(DATA ENTRIES):
________________________________________

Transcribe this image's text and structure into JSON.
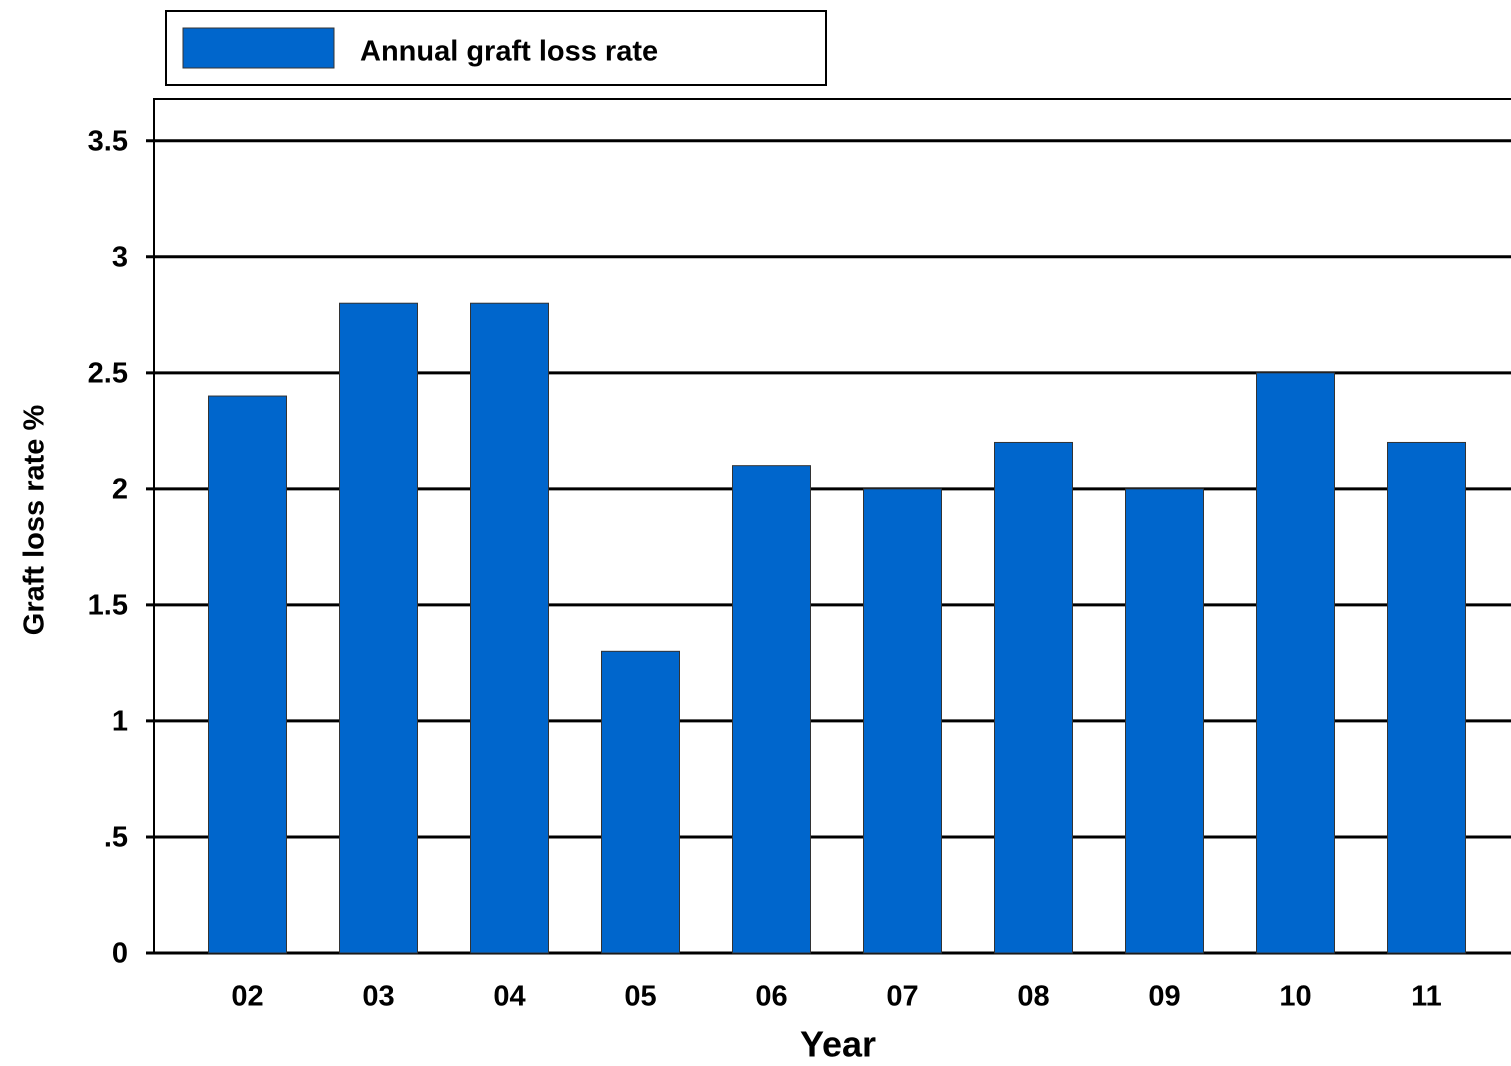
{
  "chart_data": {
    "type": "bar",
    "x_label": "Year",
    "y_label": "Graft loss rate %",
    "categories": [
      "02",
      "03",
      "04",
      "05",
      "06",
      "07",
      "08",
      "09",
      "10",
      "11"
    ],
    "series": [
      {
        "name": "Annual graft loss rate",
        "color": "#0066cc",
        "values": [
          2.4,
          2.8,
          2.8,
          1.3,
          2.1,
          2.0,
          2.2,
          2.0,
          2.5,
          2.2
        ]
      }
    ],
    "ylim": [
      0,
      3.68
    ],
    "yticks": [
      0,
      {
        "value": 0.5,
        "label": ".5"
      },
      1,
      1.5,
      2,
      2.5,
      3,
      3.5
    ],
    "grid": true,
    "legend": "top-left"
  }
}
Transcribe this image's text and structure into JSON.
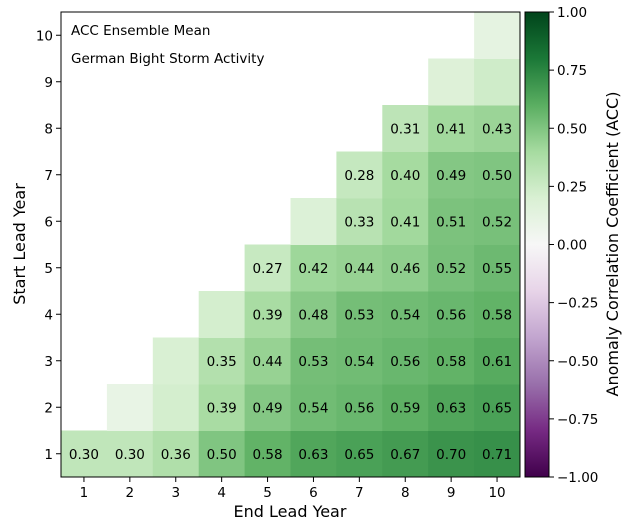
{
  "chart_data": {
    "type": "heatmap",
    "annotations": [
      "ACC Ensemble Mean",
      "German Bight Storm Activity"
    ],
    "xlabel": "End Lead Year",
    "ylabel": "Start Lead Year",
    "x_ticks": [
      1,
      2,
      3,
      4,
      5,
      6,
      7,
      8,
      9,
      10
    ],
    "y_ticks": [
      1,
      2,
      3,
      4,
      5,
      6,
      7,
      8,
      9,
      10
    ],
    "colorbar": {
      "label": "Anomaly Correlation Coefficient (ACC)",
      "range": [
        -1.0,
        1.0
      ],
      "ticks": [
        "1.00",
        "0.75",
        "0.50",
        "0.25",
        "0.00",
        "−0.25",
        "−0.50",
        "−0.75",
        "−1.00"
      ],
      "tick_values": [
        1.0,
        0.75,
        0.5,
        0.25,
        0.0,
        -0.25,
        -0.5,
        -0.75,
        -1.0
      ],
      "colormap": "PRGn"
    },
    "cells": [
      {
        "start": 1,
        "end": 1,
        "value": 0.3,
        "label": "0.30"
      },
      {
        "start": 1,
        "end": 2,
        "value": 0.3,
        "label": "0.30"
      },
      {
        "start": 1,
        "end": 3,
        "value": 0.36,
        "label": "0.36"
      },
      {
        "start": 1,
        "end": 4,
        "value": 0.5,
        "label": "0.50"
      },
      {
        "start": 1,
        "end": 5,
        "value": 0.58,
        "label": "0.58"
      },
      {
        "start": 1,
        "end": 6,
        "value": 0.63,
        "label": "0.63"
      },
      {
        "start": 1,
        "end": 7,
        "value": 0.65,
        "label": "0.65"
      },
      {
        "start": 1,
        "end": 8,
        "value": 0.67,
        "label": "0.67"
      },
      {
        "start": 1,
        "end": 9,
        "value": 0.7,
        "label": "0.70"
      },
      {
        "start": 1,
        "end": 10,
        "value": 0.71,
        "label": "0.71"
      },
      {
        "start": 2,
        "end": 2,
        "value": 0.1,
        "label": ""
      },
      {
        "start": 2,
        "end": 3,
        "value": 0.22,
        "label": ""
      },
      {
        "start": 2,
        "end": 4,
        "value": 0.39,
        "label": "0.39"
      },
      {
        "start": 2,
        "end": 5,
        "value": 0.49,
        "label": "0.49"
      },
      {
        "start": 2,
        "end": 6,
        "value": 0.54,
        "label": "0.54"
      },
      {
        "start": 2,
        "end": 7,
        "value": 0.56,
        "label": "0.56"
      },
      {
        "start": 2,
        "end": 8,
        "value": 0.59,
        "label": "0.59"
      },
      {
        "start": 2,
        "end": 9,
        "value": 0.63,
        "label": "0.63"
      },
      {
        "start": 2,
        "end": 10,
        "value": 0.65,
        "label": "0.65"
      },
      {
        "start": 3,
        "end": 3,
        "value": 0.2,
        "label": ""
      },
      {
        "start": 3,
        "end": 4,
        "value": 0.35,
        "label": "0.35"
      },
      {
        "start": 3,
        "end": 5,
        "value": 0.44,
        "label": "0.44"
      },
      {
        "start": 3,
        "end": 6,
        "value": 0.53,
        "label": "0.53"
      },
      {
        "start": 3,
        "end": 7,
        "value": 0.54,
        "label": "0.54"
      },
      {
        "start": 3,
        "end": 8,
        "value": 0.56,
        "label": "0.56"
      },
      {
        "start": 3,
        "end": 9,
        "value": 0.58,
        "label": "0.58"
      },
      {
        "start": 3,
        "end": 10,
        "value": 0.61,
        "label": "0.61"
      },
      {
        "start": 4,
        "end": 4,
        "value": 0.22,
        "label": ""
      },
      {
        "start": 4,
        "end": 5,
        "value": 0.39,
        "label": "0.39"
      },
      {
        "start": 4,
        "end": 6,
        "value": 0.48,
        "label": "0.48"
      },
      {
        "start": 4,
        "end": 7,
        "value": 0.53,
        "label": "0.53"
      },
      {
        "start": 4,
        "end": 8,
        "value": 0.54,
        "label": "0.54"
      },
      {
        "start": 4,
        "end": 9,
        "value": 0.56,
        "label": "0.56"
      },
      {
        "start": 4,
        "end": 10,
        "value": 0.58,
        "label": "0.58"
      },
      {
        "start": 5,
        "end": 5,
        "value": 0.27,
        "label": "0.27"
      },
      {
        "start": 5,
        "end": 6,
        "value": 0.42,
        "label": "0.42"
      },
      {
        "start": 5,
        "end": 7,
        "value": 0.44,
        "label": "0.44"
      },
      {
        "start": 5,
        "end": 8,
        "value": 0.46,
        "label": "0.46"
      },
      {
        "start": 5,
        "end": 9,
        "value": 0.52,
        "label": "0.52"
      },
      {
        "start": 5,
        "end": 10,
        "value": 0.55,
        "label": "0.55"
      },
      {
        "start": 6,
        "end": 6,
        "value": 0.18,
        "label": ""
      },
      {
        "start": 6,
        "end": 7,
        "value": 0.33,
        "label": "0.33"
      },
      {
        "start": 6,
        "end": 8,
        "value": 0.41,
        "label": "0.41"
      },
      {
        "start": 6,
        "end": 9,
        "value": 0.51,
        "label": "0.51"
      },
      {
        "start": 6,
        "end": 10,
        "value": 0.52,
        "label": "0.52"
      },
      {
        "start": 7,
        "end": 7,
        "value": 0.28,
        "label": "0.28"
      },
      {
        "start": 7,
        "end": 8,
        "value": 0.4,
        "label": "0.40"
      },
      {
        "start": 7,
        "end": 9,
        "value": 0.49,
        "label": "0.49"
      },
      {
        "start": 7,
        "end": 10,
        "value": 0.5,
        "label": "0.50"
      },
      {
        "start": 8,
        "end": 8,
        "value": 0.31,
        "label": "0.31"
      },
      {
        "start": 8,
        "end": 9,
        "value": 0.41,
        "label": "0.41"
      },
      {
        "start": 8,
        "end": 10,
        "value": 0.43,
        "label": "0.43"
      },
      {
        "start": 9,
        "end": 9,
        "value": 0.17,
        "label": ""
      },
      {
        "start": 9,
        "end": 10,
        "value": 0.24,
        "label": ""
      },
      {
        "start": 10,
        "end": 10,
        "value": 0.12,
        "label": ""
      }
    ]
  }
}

________________________________________

(CHALLENGE):
Will you set down the records word for word while leaving out every picture?

(SOLUTION FOR THIS PROBLEM):
Transcribe this image's text and structure into JSON.
{
  "chart_data": {
    "type": "bar",
    "x_label": "Year",
    "y_label": "Graft loss rate %",
    "categories": [
      "02",
      "03",
      "04",
      "05",
      "06",
      "07",
      "08",
      "09",
      "10",
      "11"
    ],
    "series": [
      {
        "name": "Annual graft loss rate",
        "color": "#0066cc",
        "values": [
          2.4,
          2.8,
          2.8,
          1.3,
          2.1,
          2.0,
          2.2,
          2.0,
          2.5,
          2.2
        ]
      }
    ],
    "ylim": [
      0,
      3.68
    ],
    "yticks": [
      0,
      {
        "value": 0.5,
        "label": ".5"
      },
      1,
      1.5,
      2,
      2.5,
      3,
      3.5
    ],
    "grid": true,
    "legend": "top-left"
  }
}
Transcribe this image's text and structure into JSON.
{
  "chart_data": {
    "type": "heatmap",
    "annotations": [
      "ACC Ensemble Mean",
      "German Bight Storm Activity"
    ],
    "xlabel": "End Lead Year",
    "ylabel": "Start Lead Year",
    "x_ticks": [
      1,
      2,
      3,
      4,
      5,
      6,
      7,
      8,
      9,
      10
    ],
    "y_ticks": [
      1,
      2,
      3,
      4,
      5,
      6,
      7,
      8,
      9,
      10
    ],
    "colorbar": {
      "label": "Anomaly Correlation Coefficient (ACC)",
      "range": [
        -1.0,
        1.0
      ],
      "ticks": [
        "1.00",
        "0.75",
        "0.50",
        "0.25",
        "0.00",
        "−0.25",
        "−0.50",
        "−0.75",
        "−1.00"
      ],
      "tick_values": [
        1.0,
        0.75,
        0.5,
        0.25,
        0.0,
        -0.25,
        -0.5,
        -0.75,
        -1.0
      ],
      "colormap": "PRGn"
    },
    "cells": [
      {
        "start": 1,
        "end": 1,
        "value": 0.3,
        "label": "0.30"
      },
      {
        "start": 1,
        "end": 2,
        "value": 0.3,
        "label": "0.30"
      },
      {
        "start": 1,
        "end": 3,
        "value": 0.36,
        "label": "0.36"
      },
      {
        "start": 1,
        "end": 4,
        "value": 0.5,
        "label": "0.50"
      },
      {
        "start": 1,
        "end": 5,
        "value": 0.58,
        "label": "0.58"
      },
      {
        "start": 1,
        "end": 6,
        "value": 0.63,
        "label": "0.63"
      },
      {
        "start": 1,
        "end": 7,
        "value": 0.65,
        "label": "0.65"
      },
      {
        "start": 1,
        "end": 8,
        "value": 0.67,
        "label": "0.67"
      },
      {
        "start": 1,
        "end": 9,
        "value": 0.7,
        "label": "0.70"
      },
      {
        "start": 1,
        "end": 10,
        "value": 0.71,
        "label": "0.71"
      },
      {
        "start": 2,
        "end": 2,
        "value": 0.1,
        "label": ""
      },
      {
        "start": 2,
        "end": 3,
        "value": 0.22,
        "label": ""
      },
      {
        "start": 2,
        "end": 4,
        "value": 0.39,
        "label": "0.39"
      },
      {
        "start": 2,
        "end": 5,
        "value": 0.49,
        "label": "0.49"
      },
      {
        "start": 2,
        "end": 6,
        "value": 0.54,
        "label": "0.54"
      },
      {
        "start": 2,
        "end": 7,
        "value": 0.56,
        "label": "0.56"
      },
      {
        "start": 2,
        "end": 8,
        "value": 0.59,
        "label": "0.59"
      },
      {
        "start": 2,
        "end": 9,
        "value": 0.63,
        "label": "0.63"
      },
      {
        "start": 2,
        "end": 10,
        "value": 0.65,
        "label": "0.65"
      },
      {
        "start": 3,
        "end": 3,
        "value": 0.2,
        "label": ""
      },
      {
        "start": 3,
        "end": 4,
        "value": 0.35,
        "label": "0.35"
      },
      {
        "start": 3,
        "end": 5,
        "value": 0.44,
        "label": "0.44"
      },
      {
        "start": 3,
        "end": 6,
        "value": 0.53,
        "label": "0.53"
      },
      {
        "start": 3,
        "end": 7,
        "value": 0.54,
        "label": "0.54"
      },
      {
        "start": 3,
        "end": 8,
        "value": 0.56,
        "label": "0.56"
      },
      {
        "start": 3,
        "end": 9,
        "value": 0.58,
        "label": "0.58"
      },
      {
        "start": 3,
        "end": 10,
        "value": 0.61,
        "label": "0.61"
      },
      {
        "start": 4,
        "end": 4,
        "value": 0.22,
        "label": ""
      },
      {
        "start": 4,
        "end": 5,
        "value": 0.39,
        "label": "0.39"
      },
      {
        "start": 4,
        "end": 6,
        "value": 0.48,
        "label": "0.48"
      },
      {
        "start": 4,
        "end": 7,
        "value": 0.53,
        "label": "0.53"
      },
      {
        "start": 4,
        "end": 8,
        "value": 0.54,
        "label": "0.54"
      },
      {
        "start": 4,
        "end": 9,
        "value": 0.56,
        "label": "0.56"
      },
      {
        "start": 4,
        "end": 10,
        "value": 0.58,
        "label": "0.58"
      },
      {
        "start": 5,
        "end": 5,
        "value": 0.27,
        "label": "0.27"
      },
      {
        "start": 5,
        "end": 6,
        "value": 0.42,
        "label": "0.42"
      },
      {
        "start": 5,
        "end": 7,
        "value": 0.44,
        "label": "0.44"
      },
      {
        "start": 5,
        "end": 8,
        "value": 0.46,
        "label": "0.46"
      },
      {
        "start": 5,
        "end": 9,
        "value": 0.52,
        "label": "0.52"
      },
      {
        "start": 5,
        "end": 10,
        "value": 0.55,
        "label": "0.55"
      },
      {
        "start": 6,
        "end": 6,
        "value": 0.18,
        "label": ""
      },
      {
        "start": 6,
        "end": 7,
        "value": 0.33,
        "label": "0.33"
      },
      {
        "start": 6,
        "end": 8,
        "value": 0.41,
        "label": "0.41"
      },
      {
        "start": 6,
        "end": 9,
        "value": 0.51,
        "label": "0.51"
      },
      {
        "start": 6,
        "end": 10,
        "value": 0.52,
        "label": "0.52"
      },
      {
        "start": 7,
        "end": 7,
        "value": 0.28,
        "label": "0.28"
      },
      {
        "start": 7,
        "end": 8,
        "value": 0.4,
        "label": "0.40"
      },
      {
        "start": 7,
        "end": 9,
        "value": 0.49,
        "label": "0.49"
      },
      {
        "start": 7,
        "end": 10,
        "value": 0.5,
        "label": "0.50"
      },
      {
        "start": 8,
        "end": 8,
        "value": 0.31,
        "label": "0.31"
      },
      {
        "start": 8,
        "end": 9,
        "value": 0.41,
        "label": "0.41"
      },
      {
        "start": 8,
        "end": 10,
        "value": 0.43,
        "label": "0.43"
      },
      {
        "start": 9,
        "end": 9,
        "value": 0.17,
        "label": ""
      },
      {
        "start": 9,
        "end": 10,
        "value": 0.24,
        "label": ""
      },
      {
        "start": 10,
        "end": 10,
        "value": 0.12,
        "label": ""
      }
    ]
  }
}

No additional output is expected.